** Begin **
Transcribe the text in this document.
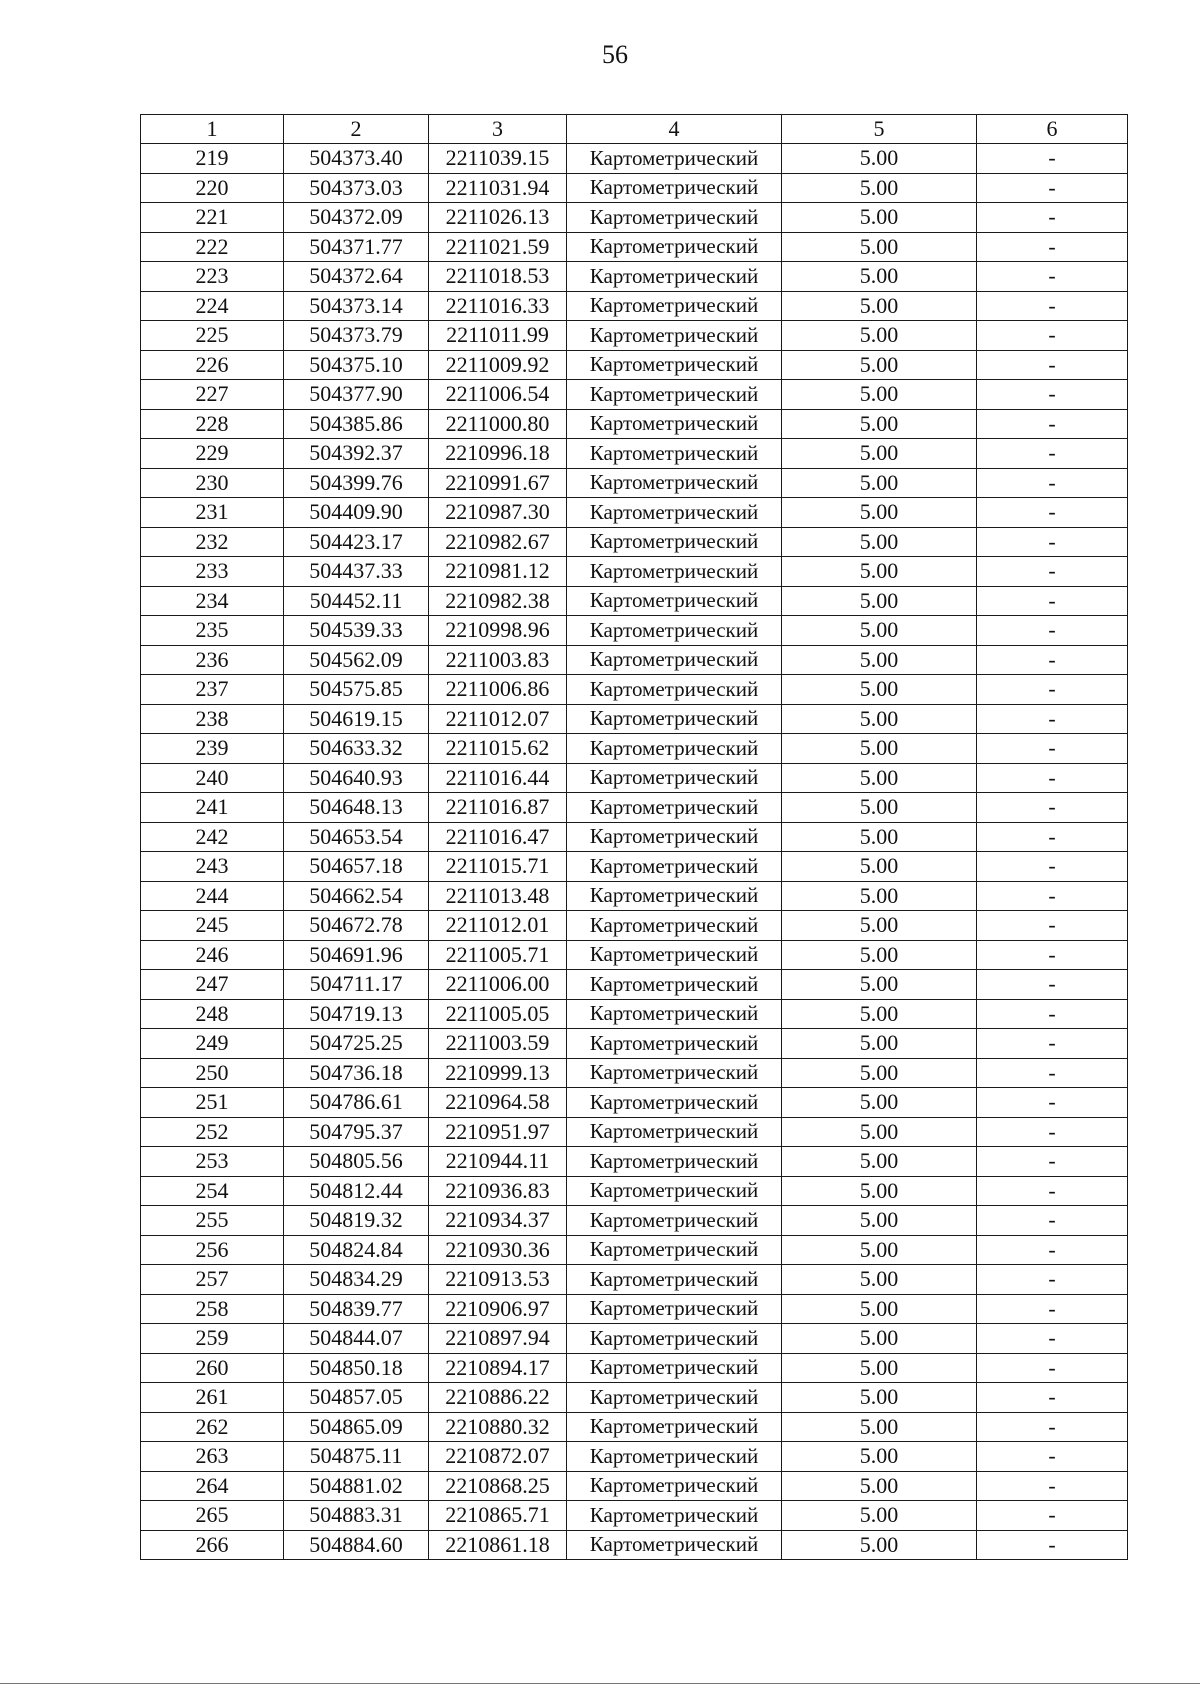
56
1	2	3	4	5	6
219	504373.40	2211039.15	Картометрический	5.00	-
220	504373.03	2211031.94	Картометрический	5.00	-
221	504372.09	2211026.13	Картометрический	5.00	-
222	504371.77	2211021.59	Картометрический	5.00	-
223	504372.64	2211018.53	Картометрический	5.00	-
224	504373.14	2211016.33	Картометрический	5.00	-
225	504373.79	2211011.99	Картометрический	5.00	-
226	504375.10	2211009.92	Картометрический	5.00	-
227	504377.90	2211006.54	Картометрический	5.00	-
228	504385.86	2211000.80	Картометрический	5.00	-
229	504392.37	2210996.18	Картометрический	5.00	-
230	504399.76	2210991.67	Картометрический	5.00	-
231	504409.90	2210987.30	Картометрический	5.00	-
232	504423.17	2210982.67	Картометрический	5.00	-
233	504437.33	2210981.12	Картометрический	5.00	-
234	504452.11	2210982.38	Картометрический	5.00	-
235	504539.33	2210998.96	Картометрический	5.00	-
236	504562.09	2211003.83	Картометрический	5.00	-
237	504575.85	2211006.86	Картометрический	5.00	-
238	504619.15	2211012.07	Картометрический	5.00	-
239	504633.32	2211015.62	Картометрический	5.00	-
240	504640.93	2211016.44	Картометрический	5.00	-
241	504648.13	2211016.87	Картометрический	5.00	-
242	504653.54	2211016.47	Картометрический	5.00	-
243	504657.18	2211015.71	Картометрический	5.00	-
244	504662.54	2211013.48	Картометрический	5.00	-
245	504672.78	2211012.01	Картометрический	5.00	-
246	504691.96	2211005.71	Картометрический	5.00	-
247	504711.17	2211006.00	Картометрический	5.00	-
248	504719.13	2211005.05	Картометрический	5.00	-
249	504725.25	2211003.59	Картометрический	5.00	-
250	504736.18	2210999.13	Картометрический	5.00	-
251	504786.61	2210964.58	Картометрический	5.00	-
252	504795.37	2210951.97	Картометрический	5.00	-
253	504805.56	2210944.11	Картометрический	5.00	-
254	504812.44	2210936.83	Картометрический	5.00	-
255	504819.32	2210934.37	Картометрический	5.00	-
256	504824.84	2210930.36	Картометрический	5.00	-
257	504834.29	2210913.53	Картометрический	5.00	-
258	504839.77	2210906.97	Картометрический	5.00	-
259	504844.07	2210897.94	Картометрический	5.00	-
260	504850.18	2210894.17	Картометрический	5.00	-
261	504857.05	2210886.22	Картометрический	5.00	-
262	504865.09	2210880.32	Картометрический	5.00	-
263	504875.11	2210872.07	Картометрический	5.00	-
264	504881.02	2210868.25	Картометрический	5.00	-
265	504883.31	2210865.71	Картометрический	5.00	-
266	504884.60	2210861.18	Картометрический	5.00	-
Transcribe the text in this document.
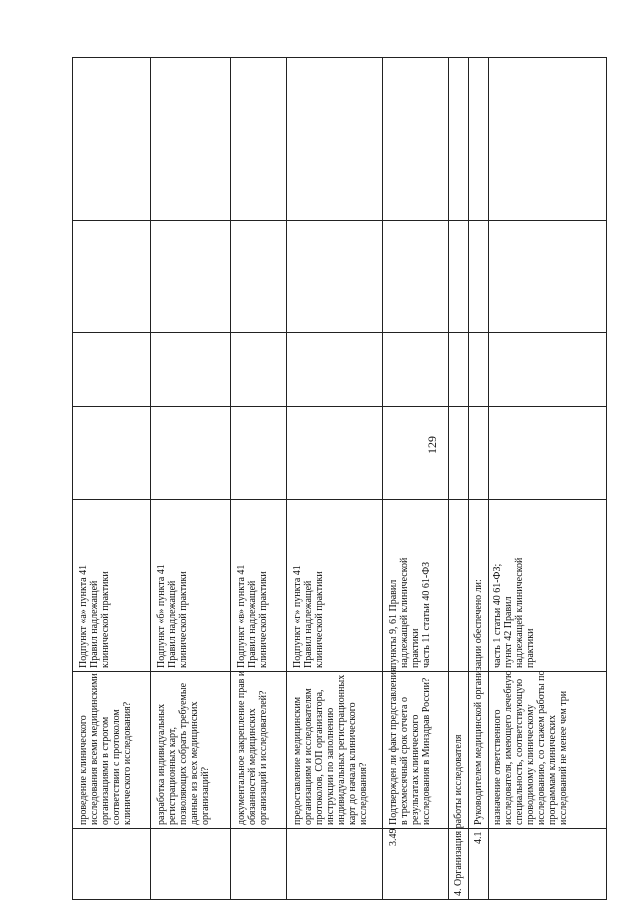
129
проведение клинического
исследования всеми медицинскими
организациями в строгом
соответствии с протоколом
клинического исследования?
Подпункт «а» пункта 41
Правил надлежащей
клинической практики
разработка индивидуальных
регистрационных карт,
позволяющих собрать требуемые
данные из всех медицинских
организаций?
Подпункт «б» пункта 41
Правил надлежащей
клинической практики
документальное закрепление прав и
обязанностей медицинских
организаций и исследователей?
Подпункт «в» пункта 41
Правил надлежащей
клинической практики
предоставление медицинским
организациям и исследователям
протоколов, СОП организатора,
инструкции по заполнению
индивидуальных регистрационных
карт до начала клинического
исследования?
Подпункт «г» пункта 41
Правил надлежащей
клинической практики
3.49
Подтвержден ли факт представления
в трехмесячный срок отчета о
результатах клинического
исследования в Минздрав России?
пункты 9, 61 Правил
надлежащей клинической
практики
часть 11 статьи 40 61-ФЗ
4. Организация работы исследователя 4.1
Руководителем медицинской организации обеспечено ли: назначение ответственного
исследователя, имеющего лечебную
специальность, соответствующую
проводимому клиническому
исследованию, со стажем работы по
программам клинических
исследований не менее чем три
часть 1 статьи 40 61-ФЗ;
пункт 42 Правил
надлежащей клинической
практики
** End **
▶ Written problem
Copy out the entries verbatim and leave the images out.

▶ Reply
Transcribe the text in this document.
56
1	2	3	4	5	6
219	504373.40	2211039.15	Картометрический	5.00	-
220	504373.03	2211031.94	Картометрический	5.00	-
221	504372.09	2211026.13	Картометрический	5.00	-
222	504371.77	2211021.59	Картометрический	5.00	-
223	504372.64	2211018.53	Картометрический	5.00	-
224	504373.14	2211016.33	Картометрический	5.00	-
225	504373.79	2211011.99	Картометрический	5.00	-
226	504375.10	2211009.92	Картометрический	5.00	-
227	504377.90	2211006.54	Картометрический	5.00	-
228	504385.86	2211000.80	Картометрический	5.00	-
229	504392.37	2210996.18	Картометрический	5.00	-
230	504399.76	2210991.67	Картометрический	5.00	-
231	504409.90	2210987.30	Картометрический	5.00	-
232	504423.17	2210982.67	Картометрический	5.00	-
233	504437.33	2210981.12	Картометрический	5.00	-
234	504452.11	2210982.38	Картометрический	5.00	-
235	504539.33	2210998.96	Картометрический	5.00	-
236	504562.09	2211003.83	Картометрический	5.00	-
237	504575.85	2211006.86	Картометрический	5.00	-
238	504619.15	2211012.07	Картометрический	5.00	-
239	504633.32	2211015.62	Картометрический	5.00	-
240	504640.93	2211016.44	Картометрический	5.00	-
241	504648.13	2211016.87	Картометрический	5.00	-
242	504653.54	2211016.47	Картометрический	5.00	-
243	504657.18	2211015.71	Картометрический	5.00	-
244	504662.54	2211013.48	Картометрический	5.00	-
245	504672.78	2211012.01	Картометрический	5.00	-
246	504691.96	2211005.71	Картометрический	5.00	-
247	504711.17	2211006.00	Картометрический	5.00	-
248	504719.13	2211005.05	Картометрический	5.00	-
249	504725.25	2211003.59	Картометрический	5.00	-
250	504736.18	2210999.13	Картометрический	5.00	-
251	504786.61	2210964.58	Картометрический	5.00	-
252	504795.37	2210951.97	Картометрический	5.00	-
253	504805.56	2210944.11	Картометрический	5.00	-
254	504812.44	2210936.83	Картометрический	5.00	-
255	504819.32	2210934.37	Картометрический	5.00	-
256	504824.84	2210930.36	Картометрический	5.00	-
257	504834.29	2210913.53	Картометрический	5.00	-
258	504839.77	2210906.97	Картометрический	5.00	-
259	504844.07	2210897.94	Картометрический	5.00	-
260	504850.18	2210894.17	Картометрический	5.00	-
261	504857.05	2210886.22	Картометрический	5.00	-
262	504865.09	2210880.32	Картометрический	5.00	-
263	504875.11	2210872.07	Картометрический	5.00	-
264	504881.02	2210868.25	Картометрический	5.00	-
265	504883.31	2210865.71	Картометрический	5.00	-
266	504884.60	2210861.18	Картометрический	5.00	-
Transcribe the text in this document.
129
проведение клинического
исследования всеми медицинскими
организациями в строгом
соответствии с протоколом
клинического исследования?
Подпункт «а» пункта 41
Правил надлежащей
клинической практики
разработка индивидуальных
регистрационных карт,
позволяющих собрать требуемые
данные из всех медицинских
организаций?
Подпункт «б» пункта 41
Правил надлежащей
клинической практики
документальное закрепление прав и
обязанностей медицинских
организаций и исследователей?
Подпункт «в» пункта 41
Правил надлежащей
клинической практики
предоставление медицинским
организациям и исследователям
протоколов, СОП организатора,
инструкции по заполнению
индивидуальных регистрационных
карт до начала клинического
исследования?
Подпункт «г» пункта 41
Правил надлежащей
клинической практики
3.49
Подтвержден ли факт представления
в трехмесячный срок отчета о
результатах клинического
исследования в Минздрав России?
пункты 9, 61 Правил
надлежащей клинической
практики
часть 11 статьи 40 61-ФЗ
4. Организация работы исследователя 4.1
Руководителем медицинской организации обеспечено ли: назначение ответственного
исследователя, имеющего лечебную
специальность, соответствующую
проводимому клиническому
исследованию, со стажем работы по
программам клинических
исследований не менее чем три
часть 1 статьи 40 61-ФЗ;
пункт 42 Правил
надлежащей клинической
практики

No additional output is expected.